**PROBLEM:**
All lines in the data bearing the string "Students" should be identified and copied.

**Stored entries:**
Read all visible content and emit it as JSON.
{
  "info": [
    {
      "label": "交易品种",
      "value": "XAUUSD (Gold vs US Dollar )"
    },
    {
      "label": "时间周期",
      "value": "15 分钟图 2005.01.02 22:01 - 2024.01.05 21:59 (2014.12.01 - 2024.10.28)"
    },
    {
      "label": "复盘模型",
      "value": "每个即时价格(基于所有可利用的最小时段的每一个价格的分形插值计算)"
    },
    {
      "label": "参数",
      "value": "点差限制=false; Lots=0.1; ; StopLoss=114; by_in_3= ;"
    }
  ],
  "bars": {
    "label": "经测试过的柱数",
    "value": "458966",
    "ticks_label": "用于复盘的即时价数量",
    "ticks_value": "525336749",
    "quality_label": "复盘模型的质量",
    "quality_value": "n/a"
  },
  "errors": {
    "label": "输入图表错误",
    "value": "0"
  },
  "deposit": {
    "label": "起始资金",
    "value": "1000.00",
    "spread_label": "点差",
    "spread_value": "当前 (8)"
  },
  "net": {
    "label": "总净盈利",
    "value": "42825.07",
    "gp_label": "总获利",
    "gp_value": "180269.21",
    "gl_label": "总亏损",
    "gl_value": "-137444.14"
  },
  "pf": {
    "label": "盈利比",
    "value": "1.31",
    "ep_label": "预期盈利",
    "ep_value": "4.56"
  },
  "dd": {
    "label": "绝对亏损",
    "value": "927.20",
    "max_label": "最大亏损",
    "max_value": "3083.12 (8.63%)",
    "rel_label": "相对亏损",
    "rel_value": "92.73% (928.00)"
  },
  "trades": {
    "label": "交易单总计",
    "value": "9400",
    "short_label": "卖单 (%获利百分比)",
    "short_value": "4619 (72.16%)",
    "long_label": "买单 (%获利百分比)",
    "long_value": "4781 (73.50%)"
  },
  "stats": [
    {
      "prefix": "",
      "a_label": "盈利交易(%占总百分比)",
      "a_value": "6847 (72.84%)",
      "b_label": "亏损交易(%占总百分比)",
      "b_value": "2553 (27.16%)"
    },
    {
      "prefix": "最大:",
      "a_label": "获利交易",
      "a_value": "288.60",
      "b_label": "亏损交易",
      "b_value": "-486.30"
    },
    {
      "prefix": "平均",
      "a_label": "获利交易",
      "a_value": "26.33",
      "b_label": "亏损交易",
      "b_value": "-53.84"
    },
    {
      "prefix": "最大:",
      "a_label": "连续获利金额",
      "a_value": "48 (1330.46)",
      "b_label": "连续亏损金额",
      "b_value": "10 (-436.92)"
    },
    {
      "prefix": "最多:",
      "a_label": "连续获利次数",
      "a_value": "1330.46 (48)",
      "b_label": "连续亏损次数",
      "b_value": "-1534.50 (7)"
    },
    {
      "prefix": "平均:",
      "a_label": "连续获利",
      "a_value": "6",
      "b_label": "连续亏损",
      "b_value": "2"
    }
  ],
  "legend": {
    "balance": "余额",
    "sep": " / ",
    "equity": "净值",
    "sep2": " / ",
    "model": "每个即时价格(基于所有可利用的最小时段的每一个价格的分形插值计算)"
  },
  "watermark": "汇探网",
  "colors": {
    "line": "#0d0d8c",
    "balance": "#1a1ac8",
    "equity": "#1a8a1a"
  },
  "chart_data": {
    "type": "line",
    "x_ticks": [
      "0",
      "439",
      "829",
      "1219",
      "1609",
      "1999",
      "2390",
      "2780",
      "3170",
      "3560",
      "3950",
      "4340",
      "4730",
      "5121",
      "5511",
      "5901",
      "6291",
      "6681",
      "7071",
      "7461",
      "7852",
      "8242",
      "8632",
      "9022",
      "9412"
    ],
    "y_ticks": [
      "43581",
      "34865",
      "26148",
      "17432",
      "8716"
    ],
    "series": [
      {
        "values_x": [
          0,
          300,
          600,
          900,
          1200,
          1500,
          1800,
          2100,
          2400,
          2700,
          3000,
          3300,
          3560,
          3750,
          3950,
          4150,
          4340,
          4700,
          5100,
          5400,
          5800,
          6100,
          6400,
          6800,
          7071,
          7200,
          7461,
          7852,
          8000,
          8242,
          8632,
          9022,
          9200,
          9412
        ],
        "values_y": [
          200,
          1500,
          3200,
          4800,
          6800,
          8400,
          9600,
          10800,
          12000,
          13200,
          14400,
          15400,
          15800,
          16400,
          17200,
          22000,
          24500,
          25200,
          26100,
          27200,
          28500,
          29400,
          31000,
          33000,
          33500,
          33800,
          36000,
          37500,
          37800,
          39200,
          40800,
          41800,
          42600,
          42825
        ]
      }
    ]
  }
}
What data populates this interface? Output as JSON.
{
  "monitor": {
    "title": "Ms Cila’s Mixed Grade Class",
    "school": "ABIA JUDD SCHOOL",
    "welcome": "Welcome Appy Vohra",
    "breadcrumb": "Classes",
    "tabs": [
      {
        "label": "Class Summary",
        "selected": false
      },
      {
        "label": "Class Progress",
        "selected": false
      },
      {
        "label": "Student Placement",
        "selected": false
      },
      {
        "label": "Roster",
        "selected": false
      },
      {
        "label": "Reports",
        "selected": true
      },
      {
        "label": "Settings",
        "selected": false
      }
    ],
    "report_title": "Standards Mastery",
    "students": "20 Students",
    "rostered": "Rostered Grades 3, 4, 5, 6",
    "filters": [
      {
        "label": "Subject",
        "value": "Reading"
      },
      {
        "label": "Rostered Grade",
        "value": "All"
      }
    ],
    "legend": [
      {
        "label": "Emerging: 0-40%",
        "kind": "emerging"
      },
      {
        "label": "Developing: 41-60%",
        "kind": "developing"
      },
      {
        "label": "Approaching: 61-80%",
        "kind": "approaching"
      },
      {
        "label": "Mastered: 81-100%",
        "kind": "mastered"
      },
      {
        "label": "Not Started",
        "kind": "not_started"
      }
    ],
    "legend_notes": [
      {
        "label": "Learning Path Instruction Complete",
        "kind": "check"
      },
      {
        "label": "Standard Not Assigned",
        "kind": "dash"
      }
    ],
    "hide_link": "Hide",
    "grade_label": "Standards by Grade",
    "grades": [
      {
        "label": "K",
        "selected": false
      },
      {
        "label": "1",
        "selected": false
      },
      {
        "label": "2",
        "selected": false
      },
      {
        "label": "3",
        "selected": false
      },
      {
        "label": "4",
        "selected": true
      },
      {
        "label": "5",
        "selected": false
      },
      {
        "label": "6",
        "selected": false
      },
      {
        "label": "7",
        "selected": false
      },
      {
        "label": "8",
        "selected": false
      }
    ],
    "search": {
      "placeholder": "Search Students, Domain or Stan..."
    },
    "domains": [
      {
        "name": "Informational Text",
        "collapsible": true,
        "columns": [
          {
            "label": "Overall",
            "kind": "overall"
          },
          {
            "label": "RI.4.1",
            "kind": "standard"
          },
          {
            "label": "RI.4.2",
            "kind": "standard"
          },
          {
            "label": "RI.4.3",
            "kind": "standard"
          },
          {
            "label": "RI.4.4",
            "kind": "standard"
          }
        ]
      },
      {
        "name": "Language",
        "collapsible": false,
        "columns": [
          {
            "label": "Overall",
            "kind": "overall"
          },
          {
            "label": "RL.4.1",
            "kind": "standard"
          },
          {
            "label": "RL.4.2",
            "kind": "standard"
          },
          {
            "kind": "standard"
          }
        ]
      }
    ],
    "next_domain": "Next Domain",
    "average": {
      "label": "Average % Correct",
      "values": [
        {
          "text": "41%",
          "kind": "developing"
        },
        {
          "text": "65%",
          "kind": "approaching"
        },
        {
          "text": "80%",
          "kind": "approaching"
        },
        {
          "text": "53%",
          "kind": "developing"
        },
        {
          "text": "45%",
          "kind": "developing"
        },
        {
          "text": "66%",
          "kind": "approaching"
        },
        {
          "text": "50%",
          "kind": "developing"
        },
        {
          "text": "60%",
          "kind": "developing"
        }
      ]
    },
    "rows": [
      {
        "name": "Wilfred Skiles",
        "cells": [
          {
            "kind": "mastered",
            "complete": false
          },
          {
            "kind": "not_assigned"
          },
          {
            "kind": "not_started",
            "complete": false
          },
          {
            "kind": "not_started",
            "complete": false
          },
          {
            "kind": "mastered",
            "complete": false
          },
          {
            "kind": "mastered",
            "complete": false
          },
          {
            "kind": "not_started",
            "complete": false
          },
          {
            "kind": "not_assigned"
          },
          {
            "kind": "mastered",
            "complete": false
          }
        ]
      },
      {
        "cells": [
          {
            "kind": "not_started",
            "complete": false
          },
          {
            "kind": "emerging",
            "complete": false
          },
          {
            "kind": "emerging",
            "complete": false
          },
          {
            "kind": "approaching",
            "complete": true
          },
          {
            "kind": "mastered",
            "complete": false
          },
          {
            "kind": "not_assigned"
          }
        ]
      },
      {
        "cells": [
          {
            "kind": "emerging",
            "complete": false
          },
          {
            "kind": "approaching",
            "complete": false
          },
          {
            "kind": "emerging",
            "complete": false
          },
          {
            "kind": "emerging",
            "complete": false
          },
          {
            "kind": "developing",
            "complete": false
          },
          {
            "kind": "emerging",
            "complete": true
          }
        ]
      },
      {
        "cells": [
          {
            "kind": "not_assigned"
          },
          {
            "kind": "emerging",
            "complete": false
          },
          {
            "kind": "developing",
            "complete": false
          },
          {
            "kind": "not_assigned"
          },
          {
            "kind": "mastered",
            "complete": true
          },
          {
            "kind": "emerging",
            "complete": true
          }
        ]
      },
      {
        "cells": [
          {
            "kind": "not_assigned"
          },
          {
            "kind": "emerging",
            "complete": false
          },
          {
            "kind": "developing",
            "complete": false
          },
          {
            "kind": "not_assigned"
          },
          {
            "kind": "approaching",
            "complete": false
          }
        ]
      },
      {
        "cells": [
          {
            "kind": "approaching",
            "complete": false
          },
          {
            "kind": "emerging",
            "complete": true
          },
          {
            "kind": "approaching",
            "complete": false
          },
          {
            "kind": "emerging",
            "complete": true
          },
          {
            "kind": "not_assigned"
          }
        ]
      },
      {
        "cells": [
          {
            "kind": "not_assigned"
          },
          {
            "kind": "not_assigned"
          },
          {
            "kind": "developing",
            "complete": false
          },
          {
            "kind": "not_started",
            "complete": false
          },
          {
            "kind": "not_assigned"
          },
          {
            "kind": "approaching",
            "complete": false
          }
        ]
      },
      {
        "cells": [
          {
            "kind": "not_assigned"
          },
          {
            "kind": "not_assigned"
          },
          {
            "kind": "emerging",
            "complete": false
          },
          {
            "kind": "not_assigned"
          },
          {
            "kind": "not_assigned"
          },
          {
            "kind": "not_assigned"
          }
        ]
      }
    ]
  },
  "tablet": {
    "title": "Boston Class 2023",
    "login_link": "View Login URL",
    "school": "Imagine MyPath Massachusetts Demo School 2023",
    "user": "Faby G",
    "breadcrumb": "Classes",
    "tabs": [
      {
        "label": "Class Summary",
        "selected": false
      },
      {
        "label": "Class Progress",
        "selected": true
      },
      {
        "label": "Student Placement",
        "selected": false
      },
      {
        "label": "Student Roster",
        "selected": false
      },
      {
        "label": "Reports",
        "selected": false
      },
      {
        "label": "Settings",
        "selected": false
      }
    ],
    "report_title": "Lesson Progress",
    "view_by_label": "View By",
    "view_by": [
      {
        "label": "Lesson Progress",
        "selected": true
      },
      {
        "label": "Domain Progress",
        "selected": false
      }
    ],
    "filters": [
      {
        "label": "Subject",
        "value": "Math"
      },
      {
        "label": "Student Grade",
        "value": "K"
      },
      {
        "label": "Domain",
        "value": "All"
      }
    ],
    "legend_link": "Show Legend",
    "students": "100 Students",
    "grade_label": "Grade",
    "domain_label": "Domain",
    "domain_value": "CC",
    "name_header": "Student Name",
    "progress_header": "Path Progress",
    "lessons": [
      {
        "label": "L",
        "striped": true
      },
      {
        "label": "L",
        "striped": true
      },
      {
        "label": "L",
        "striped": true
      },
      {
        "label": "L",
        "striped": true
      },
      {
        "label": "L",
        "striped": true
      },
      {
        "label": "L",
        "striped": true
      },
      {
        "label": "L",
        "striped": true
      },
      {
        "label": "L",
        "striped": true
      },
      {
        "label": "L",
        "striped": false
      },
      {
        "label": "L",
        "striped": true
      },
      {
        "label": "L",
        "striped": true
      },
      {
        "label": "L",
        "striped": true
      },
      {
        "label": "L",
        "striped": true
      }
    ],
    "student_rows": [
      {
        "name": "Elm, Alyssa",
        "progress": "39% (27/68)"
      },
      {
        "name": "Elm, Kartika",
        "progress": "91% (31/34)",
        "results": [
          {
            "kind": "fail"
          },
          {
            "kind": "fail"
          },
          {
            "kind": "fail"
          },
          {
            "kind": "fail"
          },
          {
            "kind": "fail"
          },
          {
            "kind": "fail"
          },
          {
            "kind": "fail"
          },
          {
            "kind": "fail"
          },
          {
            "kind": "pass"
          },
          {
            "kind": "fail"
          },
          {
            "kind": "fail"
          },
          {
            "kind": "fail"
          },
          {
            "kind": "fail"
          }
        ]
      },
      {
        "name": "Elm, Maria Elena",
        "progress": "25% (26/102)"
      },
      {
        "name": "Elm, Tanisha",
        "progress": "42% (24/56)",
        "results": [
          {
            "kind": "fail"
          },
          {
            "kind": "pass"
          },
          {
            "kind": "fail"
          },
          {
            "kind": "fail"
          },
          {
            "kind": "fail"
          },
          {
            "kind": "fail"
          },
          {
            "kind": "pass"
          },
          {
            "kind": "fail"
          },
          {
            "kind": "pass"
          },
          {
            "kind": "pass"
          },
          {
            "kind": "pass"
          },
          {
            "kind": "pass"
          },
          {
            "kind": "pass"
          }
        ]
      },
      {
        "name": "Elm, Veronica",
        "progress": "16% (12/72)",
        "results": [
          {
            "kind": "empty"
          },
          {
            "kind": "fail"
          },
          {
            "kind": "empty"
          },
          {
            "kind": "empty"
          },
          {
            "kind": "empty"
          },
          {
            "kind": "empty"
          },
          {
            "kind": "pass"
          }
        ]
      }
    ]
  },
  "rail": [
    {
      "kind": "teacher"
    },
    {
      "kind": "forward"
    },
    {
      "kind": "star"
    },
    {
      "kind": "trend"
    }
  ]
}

**EXPECTED OUTPUT:**
    "students": "20 Students",
      "placeholder": "Search Students, Domain or Stan..."
    "students": "100 Students",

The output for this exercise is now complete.